::: EXTRACTED DATA

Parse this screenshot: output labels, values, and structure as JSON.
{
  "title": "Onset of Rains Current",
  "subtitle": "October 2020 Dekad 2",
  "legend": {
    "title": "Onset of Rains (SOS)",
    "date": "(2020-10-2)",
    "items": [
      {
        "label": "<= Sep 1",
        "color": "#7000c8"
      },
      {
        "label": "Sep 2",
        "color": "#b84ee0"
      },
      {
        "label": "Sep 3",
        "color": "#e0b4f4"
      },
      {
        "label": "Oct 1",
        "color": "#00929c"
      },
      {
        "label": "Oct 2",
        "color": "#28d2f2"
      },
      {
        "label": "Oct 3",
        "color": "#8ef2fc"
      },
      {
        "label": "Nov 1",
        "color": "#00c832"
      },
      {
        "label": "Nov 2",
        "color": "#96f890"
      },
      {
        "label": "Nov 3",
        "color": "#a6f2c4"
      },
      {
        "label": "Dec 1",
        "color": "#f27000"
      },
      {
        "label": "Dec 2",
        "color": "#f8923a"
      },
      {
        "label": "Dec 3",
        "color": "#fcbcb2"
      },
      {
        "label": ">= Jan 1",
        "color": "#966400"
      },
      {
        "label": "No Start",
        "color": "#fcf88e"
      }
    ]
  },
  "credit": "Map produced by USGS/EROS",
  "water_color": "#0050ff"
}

::::::

### [OBJECTIVE]
Transcribe all lines as written.

### [FINAL RESULT]
Parse this screenshot: output labels, values, and structure as JSON.
{
  "title": "Onset of Rains Current",
  "subtitle": "October 2020 Dekad 2",
  "legend": {
    "title": "Onset of Rains (SOS)",
    "date": "(2020-10-2)",
    "items": [
      {
        "label": "<= Sep 1",
        "color": "#7000c8"
      },
      {
        "label": "Sep 2",
        "color": "#b84ee0"
      },
      {
        "label": "Sep 3",
        "color": "#e0b4f4"
      },
      {
        "label": "Oct 1",
        "color": "#00929c"
      },
      {
        "label": "Oct 2",
        "color": "#28d2f2"
      },
      {
        "label": "Oct 3",
        "color": "#8ef2fc"
      },
      {
        "label": "Nov 1",
        "color": "#00c832"
      },
      {
        "label": "Nov 2",
        "color": "#96f890"
      },
      {
        "label": "Nov 3",
        "color": "#a6f2c4"
      },
      {
        "label": "Dec 1",
        "color": "#f27000"
      },
      {
        "label": "Dec 2",
        "color": "#f8923a"
      },
      {
        "label": "Dec 3",
        "color": "#fcbcb2"
      },
      {
        "label": ">= Jan 1",
        "color": "#966400"
      },
      {
        "label": "No Start",
        "color": "#fcf88e"
      }
    ]
  },
  "credit": "Map produced by USGS/EROS",
  "water_color": "#0050ff"
}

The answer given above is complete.